**** DATA ENTRIES ****
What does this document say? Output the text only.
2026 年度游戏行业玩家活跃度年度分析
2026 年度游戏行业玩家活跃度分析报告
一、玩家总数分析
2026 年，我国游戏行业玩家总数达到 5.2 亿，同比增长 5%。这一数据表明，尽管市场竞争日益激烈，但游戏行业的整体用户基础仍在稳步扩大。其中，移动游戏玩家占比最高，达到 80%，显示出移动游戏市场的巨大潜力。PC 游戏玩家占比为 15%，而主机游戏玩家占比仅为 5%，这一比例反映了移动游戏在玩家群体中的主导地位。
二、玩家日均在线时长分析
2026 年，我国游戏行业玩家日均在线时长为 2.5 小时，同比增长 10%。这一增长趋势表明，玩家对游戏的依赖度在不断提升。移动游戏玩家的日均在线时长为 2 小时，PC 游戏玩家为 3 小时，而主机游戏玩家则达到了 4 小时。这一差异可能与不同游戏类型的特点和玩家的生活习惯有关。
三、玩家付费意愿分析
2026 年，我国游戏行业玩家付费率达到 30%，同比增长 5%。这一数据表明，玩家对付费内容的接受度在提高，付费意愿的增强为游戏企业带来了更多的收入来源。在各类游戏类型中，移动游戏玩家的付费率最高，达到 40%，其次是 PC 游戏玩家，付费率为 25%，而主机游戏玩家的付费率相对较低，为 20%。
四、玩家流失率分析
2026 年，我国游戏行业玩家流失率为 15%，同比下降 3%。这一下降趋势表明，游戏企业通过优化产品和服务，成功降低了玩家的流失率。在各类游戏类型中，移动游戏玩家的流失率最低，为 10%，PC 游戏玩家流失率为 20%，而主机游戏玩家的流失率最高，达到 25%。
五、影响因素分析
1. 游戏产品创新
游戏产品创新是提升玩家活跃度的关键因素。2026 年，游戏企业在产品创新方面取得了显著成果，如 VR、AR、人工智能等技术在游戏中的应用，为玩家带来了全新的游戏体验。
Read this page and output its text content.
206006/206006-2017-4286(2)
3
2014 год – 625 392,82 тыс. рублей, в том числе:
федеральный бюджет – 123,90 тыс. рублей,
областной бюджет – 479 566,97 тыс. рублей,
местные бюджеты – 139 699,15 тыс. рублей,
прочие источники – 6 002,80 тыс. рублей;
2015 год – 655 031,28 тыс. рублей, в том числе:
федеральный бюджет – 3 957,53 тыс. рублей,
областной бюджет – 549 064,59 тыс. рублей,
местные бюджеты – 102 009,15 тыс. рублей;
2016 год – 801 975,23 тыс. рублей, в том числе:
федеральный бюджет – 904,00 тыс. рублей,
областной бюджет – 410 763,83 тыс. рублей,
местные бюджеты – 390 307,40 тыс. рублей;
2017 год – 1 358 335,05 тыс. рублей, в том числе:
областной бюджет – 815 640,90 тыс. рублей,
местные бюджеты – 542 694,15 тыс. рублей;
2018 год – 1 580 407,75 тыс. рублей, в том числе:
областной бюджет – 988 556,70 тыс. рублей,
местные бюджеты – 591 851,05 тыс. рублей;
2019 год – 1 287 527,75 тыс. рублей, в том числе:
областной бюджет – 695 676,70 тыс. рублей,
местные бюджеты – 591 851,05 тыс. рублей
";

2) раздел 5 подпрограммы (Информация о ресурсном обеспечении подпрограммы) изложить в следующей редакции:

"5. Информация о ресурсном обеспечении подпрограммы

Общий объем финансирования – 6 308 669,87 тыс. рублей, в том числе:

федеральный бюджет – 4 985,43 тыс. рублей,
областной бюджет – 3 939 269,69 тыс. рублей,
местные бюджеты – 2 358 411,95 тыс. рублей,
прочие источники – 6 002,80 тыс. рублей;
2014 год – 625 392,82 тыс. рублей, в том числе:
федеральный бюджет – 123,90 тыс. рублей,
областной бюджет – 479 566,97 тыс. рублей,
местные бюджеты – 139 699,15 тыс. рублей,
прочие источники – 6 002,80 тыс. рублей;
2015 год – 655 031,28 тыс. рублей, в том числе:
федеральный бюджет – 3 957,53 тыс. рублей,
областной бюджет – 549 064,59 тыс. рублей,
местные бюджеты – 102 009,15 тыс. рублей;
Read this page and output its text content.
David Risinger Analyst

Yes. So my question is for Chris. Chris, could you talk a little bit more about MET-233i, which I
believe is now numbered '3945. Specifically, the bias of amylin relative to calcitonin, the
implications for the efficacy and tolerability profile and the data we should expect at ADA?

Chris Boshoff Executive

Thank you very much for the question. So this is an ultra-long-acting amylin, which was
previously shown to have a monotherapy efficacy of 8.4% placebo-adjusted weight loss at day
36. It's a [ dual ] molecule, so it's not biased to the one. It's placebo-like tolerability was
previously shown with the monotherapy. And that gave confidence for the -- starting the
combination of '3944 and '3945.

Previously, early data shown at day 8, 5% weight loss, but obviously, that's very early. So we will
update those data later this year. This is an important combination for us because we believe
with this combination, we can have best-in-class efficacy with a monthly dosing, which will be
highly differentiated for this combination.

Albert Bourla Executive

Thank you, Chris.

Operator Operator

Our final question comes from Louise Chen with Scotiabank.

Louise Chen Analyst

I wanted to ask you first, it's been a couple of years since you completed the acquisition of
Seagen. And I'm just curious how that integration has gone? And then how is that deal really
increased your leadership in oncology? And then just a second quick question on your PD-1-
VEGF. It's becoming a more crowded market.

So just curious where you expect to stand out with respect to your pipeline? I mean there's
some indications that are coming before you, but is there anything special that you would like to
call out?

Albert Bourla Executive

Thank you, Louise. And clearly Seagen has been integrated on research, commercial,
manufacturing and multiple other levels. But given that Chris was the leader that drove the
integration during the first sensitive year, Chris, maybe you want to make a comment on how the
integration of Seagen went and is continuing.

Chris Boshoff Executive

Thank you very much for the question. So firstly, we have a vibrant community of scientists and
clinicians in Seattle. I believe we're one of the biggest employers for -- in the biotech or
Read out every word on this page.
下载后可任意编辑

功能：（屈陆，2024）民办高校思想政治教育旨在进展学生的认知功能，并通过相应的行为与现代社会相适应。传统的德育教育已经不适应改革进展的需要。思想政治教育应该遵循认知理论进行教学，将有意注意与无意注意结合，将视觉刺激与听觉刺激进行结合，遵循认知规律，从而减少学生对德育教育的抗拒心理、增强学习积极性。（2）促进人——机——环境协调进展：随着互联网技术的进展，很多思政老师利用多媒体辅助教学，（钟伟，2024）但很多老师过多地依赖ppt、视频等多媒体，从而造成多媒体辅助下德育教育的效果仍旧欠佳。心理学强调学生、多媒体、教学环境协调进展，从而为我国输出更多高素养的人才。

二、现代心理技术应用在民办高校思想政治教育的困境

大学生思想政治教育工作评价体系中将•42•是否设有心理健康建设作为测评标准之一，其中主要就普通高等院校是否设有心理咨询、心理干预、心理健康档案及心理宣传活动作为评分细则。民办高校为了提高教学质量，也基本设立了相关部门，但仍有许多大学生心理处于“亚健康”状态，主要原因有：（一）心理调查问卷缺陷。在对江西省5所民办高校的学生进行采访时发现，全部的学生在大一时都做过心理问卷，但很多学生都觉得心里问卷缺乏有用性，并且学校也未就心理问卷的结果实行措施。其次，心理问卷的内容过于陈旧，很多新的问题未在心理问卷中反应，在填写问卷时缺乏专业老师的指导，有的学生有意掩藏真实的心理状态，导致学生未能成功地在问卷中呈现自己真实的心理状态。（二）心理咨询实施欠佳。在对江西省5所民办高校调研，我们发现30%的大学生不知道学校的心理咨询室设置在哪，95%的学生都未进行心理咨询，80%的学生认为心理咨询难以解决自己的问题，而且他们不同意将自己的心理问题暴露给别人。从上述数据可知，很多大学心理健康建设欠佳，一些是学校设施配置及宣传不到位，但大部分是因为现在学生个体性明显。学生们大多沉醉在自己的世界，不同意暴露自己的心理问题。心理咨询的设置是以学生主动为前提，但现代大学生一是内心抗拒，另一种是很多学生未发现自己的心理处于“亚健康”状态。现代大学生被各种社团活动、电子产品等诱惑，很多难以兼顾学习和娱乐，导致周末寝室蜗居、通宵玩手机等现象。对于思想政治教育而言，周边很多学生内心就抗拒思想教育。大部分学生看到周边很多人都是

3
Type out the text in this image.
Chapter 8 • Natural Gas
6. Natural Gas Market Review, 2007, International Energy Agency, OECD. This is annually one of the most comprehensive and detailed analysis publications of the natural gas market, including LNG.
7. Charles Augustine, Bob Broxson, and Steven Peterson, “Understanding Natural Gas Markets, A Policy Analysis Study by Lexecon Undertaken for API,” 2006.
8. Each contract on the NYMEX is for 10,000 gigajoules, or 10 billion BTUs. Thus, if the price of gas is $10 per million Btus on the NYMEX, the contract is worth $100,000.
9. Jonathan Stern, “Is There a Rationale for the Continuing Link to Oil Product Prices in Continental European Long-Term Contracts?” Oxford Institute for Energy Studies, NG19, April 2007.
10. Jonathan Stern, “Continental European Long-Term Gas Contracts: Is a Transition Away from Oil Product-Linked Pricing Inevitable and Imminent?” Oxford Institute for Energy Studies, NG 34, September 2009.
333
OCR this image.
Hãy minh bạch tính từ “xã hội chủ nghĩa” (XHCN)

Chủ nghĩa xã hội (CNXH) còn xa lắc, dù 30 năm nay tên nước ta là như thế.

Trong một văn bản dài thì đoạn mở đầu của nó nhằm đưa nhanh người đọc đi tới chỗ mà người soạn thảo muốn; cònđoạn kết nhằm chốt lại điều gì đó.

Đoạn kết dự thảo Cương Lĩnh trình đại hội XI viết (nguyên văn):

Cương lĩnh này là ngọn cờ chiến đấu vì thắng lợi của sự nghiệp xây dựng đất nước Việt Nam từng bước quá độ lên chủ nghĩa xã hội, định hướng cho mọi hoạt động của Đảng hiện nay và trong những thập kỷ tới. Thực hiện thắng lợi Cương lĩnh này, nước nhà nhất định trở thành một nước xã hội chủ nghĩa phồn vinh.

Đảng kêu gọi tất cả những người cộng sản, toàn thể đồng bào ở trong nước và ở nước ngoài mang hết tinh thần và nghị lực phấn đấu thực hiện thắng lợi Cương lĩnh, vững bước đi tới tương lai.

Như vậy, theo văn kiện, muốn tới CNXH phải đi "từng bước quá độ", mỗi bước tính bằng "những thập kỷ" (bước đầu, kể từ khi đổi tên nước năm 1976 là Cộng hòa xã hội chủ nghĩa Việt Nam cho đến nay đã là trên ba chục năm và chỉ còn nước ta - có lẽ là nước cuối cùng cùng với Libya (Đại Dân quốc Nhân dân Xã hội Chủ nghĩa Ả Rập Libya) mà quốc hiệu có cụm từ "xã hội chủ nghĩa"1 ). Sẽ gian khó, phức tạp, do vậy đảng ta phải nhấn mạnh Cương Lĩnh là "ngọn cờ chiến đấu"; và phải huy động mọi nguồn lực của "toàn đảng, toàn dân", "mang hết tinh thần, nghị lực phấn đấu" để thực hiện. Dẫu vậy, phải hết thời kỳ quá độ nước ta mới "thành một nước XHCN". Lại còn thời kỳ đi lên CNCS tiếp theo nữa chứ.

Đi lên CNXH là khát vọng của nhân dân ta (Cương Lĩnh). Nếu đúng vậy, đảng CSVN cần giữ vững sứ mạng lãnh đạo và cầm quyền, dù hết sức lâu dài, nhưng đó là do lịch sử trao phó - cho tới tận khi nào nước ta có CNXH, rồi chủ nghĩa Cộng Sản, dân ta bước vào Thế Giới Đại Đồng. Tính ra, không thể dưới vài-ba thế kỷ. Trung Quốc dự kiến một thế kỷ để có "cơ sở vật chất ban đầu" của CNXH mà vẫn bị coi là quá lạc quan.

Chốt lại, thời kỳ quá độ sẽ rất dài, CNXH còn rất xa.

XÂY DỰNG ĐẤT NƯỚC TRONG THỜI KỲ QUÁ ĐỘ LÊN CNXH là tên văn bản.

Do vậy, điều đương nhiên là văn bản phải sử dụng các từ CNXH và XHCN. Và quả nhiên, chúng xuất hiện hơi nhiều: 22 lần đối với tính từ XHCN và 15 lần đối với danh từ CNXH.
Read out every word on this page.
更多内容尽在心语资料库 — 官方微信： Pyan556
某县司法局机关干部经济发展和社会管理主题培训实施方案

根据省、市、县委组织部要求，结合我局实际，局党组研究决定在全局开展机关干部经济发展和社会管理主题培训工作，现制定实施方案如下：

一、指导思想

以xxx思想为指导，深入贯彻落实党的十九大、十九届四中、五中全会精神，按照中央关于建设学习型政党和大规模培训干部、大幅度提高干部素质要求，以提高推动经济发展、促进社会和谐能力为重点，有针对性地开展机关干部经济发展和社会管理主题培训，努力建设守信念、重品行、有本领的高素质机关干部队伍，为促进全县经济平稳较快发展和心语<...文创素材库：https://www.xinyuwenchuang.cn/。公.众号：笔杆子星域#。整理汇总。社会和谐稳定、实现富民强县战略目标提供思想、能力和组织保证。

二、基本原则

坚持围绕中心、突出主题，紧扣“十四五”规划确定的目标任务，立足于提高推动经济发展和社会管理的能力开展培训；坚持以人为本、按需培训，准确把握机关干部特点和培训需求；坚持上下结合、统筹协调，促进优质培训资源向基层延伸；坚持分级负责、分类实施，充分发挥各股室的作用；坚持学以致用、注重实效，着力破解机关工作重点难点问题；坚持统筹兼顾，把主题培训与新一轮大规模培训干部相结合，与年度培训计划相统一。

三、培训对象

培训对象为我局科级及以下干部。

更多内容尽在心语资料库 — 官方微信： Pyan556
****
Collect every line from the records above that contains the word "Seagen".

▶ _FINISHED TASK_:
Seagen. And I'm just curious how that integration has gone? And then how is that deal really
Thank you, Louise. And clearly Seagen has been integrated on research, commercial,
integration of Seagen went and is continuing.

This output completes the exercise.